#### [PROBLEM REQUIREMENTS]
Repeat the records exactly. Every line must match.

═══ RECORDS FOR THE EXERCISE

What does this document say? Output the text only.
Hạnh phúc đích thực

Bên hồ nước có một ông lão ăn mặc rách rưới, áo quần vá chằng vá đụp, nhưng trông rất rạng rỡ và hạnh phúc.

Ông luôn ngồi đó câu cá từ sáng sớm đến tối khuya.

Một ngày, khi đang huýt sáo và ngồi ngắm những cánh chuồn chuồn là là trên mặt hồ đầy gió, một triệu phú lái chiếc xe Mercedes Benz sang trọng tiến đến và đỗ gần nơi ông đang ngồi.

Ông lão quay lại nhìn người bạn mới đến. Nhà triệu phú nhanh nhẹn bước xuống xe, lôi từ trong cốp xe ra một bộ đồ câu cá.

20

══════

#### [RESPONSE TO THIS EXERCISE]
What does this document say? Output the text only.
Hạnh phúc đích thực

Bên hồ nước có một ông lão ăn mặc rách rưới, áo quần vá chằng vá đụp, nhưng trông rất rạng rỡ và hạnh phúc.

Ông luôn ngồi đó câu cá từ sáng sớm đến tối khuya.

Một ngày, khi đang huýt sáo và ngồi ngắm những cánh chuồn chuồn là là trên mặt hồ đầy gió, một triệu phú lái chiếc xe Mercedes Benz sang trọng tiến đến và đỗ gần nơi ông đang ngồi.

Ông lão quay lại nhìn người bạn mới đến. Nhà triệu phú nhanh nhẹn bước xuống xe, lôi từ trong cốp xe ra một bộ đồ câu cá.

20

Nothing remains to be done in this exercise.